Requirement: Check each line of the listing below for the string "more", and copy the ones that have it.

Data records:

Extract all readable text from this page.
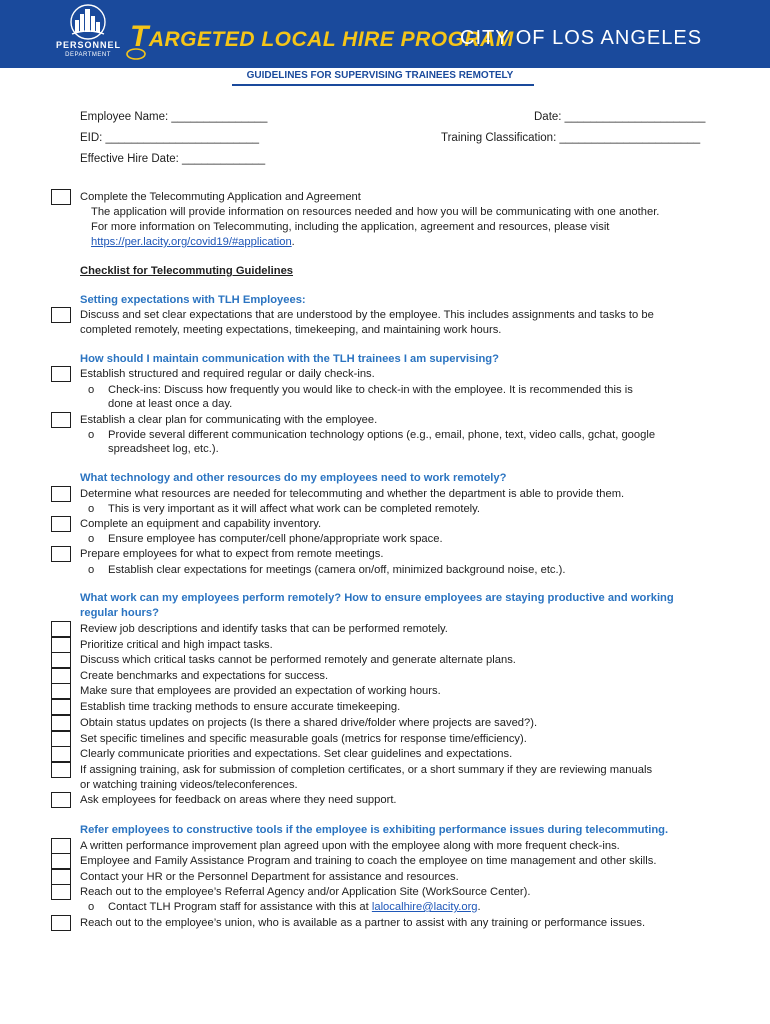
PERSONNEL
DEPARTMENT
TARGETED LOCAL HIRE PROGRAM
CITY OF LOS ANGELES
GUIDELINES FOR SUPERVISING TRAINEES REMOTELY
Employee Name: _______________	Date: ______________________
EID: ________________________	Training Classification: ______________________
Effective Hire Date: _____________
Complete the Telecommuting Application and Agreement
The application will provide information on resources needed and how you will be communicating with one another.
For more information on Telecommuting, including the application, agreement and resources, please visit
https://per.lacity.org/covid19/#application.
Checklist for Telecommuting Guidelines
Setting expectations with TLH Employees:
Discuss and set clear expectations that are understood by the employee. This includes assignments and tasks to be
completed remotely, meeting expectations, timekeeping, and maintaining work hours.
How should I maintain communication with the TLH trainees I am supervising?
Establish structured and required regular or daily check-ins.
o Check-ins: Discuss how frequently you would like to check-in with the employee. It is recommended this is
done at least once a day.
Establish a clear plan for communicating with the employee.
o Provide several different communication technology options (e.g., email, phone, text, video calls, gchat, google
spreadsheet log, etc.).
What technology and other resources do my employees need to work remotely?
Determine what resources are needed for telecommuting and whether the department is able to provide them.
o This is very important as it will affect what work can be completed remotely.
Complete an equipment and capability inventory.
o Ensure employee has computer/cell phone/appropriate work space.
Prepare employees for what to expect from remote meetings.
o Establish clear expectations for meetings (camera on/off, minimized background noise, etc.).
What work can my employees perform remotely? How to ensure employees are staying productive and working
regular hours?
Review job descriptions and identify tasks that can be performed remotely.
Prioritize critical and high impact tasks.
Discuss which critical tasks cannot be performed remotely and generate alternate plans.
Create benchmarks and expectations for success.
Make sure that employees are provided an expectation of working hours.
Establish time tracking methods to ensure accurate timekeeping.
Obtain status updates on projects (Is there a shared drive/folder where projects are saved?).
Set specific timelines and specific measurable goals (metrics for response time/efficiency).
Clearly communicate priorities and expectations. Set clear guidelines and expectations.
If assigning training, ask for submission of completion certificates, or a short summary if they are reviewing manuals
or watching training videos/teleconferences.
Ask employees for feedback on areas where they need support.
Refer employees to constructive tools if the employee is exhibiting performance issues during telecommuting.
A written performance improvement plan agreed upon with the employee along with more frequent check-ins.
Employee and Family Assistance Program and training to coach the employee on time management and other skills.
Contact your HR or the Personnel Department for assistance and resources.
Reach out to the employee’s Referral Agency and/or Application Site (WorkSource Center).
o Contact TLH Program staff for assistance with this at lalocalhire@lacity.org.
Reach out to the employee’s union, who is available as a partner to assist with any training or performance issues.
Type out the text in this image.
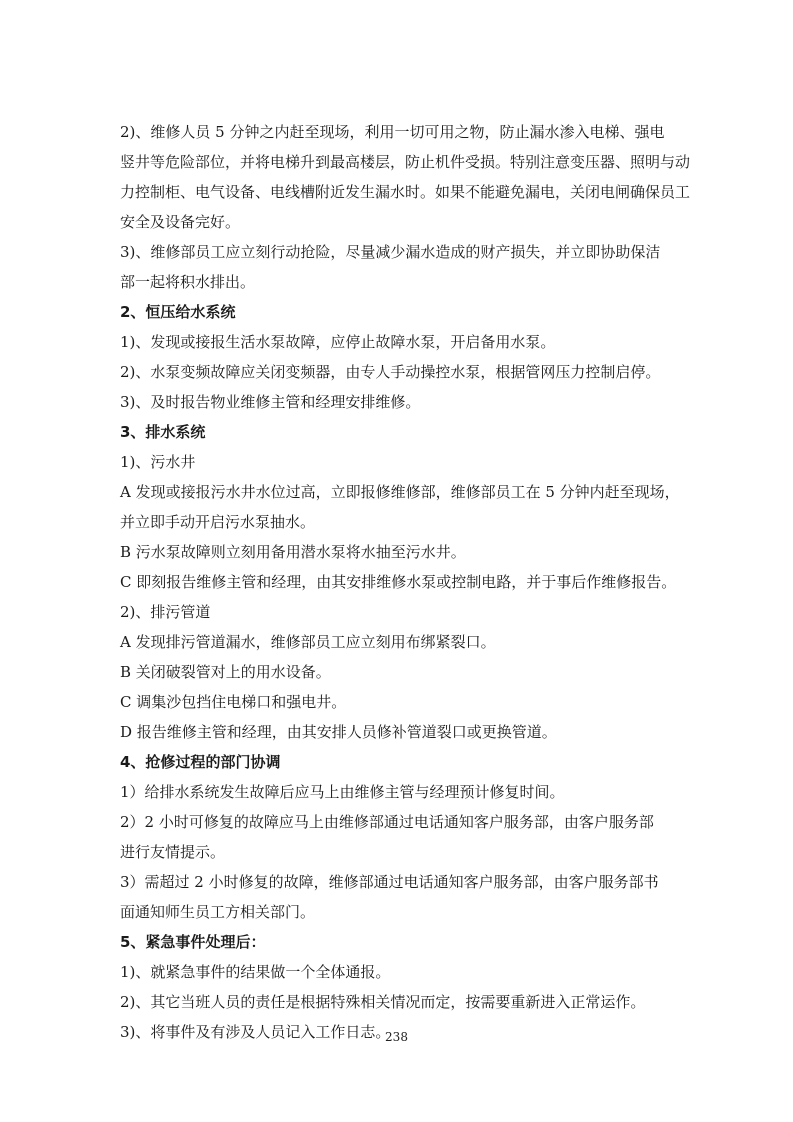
2)、维修人员 5 分钟之内赶至现场，利用一切可用之物，防止漏水渗入电梯、强电
竖井等危险部位，并将电梯升到最高楼层，防止机件受损。特别注意变压器、照明与动
力控制柜、电气设备、电线槽附近发生漏水时。如果不能避免漏电，关闭电闸确保员工
安全及设备完好。
3)、维修部员工应立刻行动抢险，尽量减少漏水造成的财产损失，并立即协助保洁
部一起将积水排出。
2、恒压给水系统
1)、发现或接报生活水泵故障，应停止故障水泵，开启备用水泵。
2)、水泵变频故障应关闭变频器，由专人手动操控水泵，根据管网压力控制启停。
3)、及时报告物业维修主管和经理安排维修。
3、排水系统
1)、污水井
A 发现或接报污水井水位过高，立即报修维修部，维修部员工在 5 分钟内赶至现场，
并立即手动开启污水泵抽水。
B 污水泵故障则立刻用备用潜水泵将水抽至污水井。
C 即刻报告维修主管和经理，由其安排维修水泵或控制电路，并于事后作维修报告。
2)、排污管道
A 发现排污管道漏水，维修部员工应立刻用布绑紧裂口。
B 关闭破裂管对上的用水设备。
C 调集沙包挡住电梯口和强电井。
D 报告维修主管和经理，由其安排人员修补管道裂口或更换管道。
4、抢修过程的部门协调
1）给排水系统发生故障后应马上由维修主管与经理预计修复时间。
2）2 小时可修复的故障应马上由维修部通过电话通知客户服务部，由客户服务部
进行友情提示。
3）需超过 2 小时修复的故障，维修部通过电话通知客户服务部，由客户服务部书
面通知师生员工方相关部门。
5、紧急事件处理后：
1)、就紧急事件的结果做一个全体通报。
2)、其它当班人员的责任是根据特殊相关情况而定，按需要重新进入正常运作。
3)、将事件及有涉及人员记入工作日志。
238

Correct answer:
For more information on Telecommuting, including the application, agreement and resources, please visit
A written performance improvement plan agreed upon with the employee along with more frequent check-ins.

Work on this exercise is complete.